→ **Aim**
Extract the listing in its entirety, keeping each line identical to the original.

───── Dataset content

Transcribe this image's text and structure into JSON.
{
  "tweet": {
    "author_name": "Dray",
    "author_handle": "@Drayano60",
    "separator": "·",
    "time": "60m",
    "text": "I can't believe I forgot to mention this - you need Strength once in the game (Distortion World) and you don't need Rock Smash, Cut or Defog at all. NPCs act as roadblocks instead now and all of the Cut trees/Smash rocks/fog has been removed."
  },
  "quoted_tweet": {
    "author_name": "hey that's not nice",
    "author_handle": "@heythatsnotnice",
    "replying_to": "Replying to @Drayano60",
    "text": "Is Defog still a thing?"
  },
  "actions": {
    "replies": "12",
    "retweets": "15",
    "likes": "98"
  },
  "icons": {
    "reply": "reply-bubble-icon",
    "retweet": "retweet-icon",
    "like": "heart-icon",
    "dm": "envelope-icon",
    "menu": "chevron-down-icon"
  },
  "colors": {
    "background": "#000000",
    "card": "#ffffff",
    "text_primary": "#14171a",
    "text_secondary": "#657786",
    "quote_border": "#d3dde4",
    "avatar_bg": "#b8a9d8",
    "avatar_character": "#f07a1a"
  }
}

──────────

→ **Full answer**
Transcribe this image's text and structure into JSON.
{
  "tweet": {
    "author_name": "Dray",
    "author_handle": "@Drayano60",
    "separator": "·",
    "time": "60m",
    "text": "I can't believe I forgot to mention this - you need Strength once in the game (Distortion World) and you don't need Rock Smash, Cut or Defog at all. NPCs act as roadblocks instead now and all of the Cut trees/Smash rocks/fog has been removed."
  },
  "quoted_tweet": {
    "author_name": "hey that's not nice",
    "author_handle": "@heythatsnotnice",
    "replying_to": "Replying to @Drayano60",
    "text": "Is Defog still a thing?"
  },
  "actions": {
    "replies": "12",
    "retweets": "15",
    "likes": "98"
  },
  "icons": {
    "reply": "reply-bubble-icon",
    "retweet": "retweet-icon",
    "like": "heart-icon",
    "dm": "envelope-icon",
    "menu": "chevron-down-icon"
  },
  "colors": {
    "background": "#000000",
    "card": "#ffffff",
    "text_primary": "#14171a",
    "text_secondary": "#657786",
    "quote_border": "#d3dde4",
    "avatar_bg": "#b8a9d8",
    "avatar_character": "#f07a1a"
  }
}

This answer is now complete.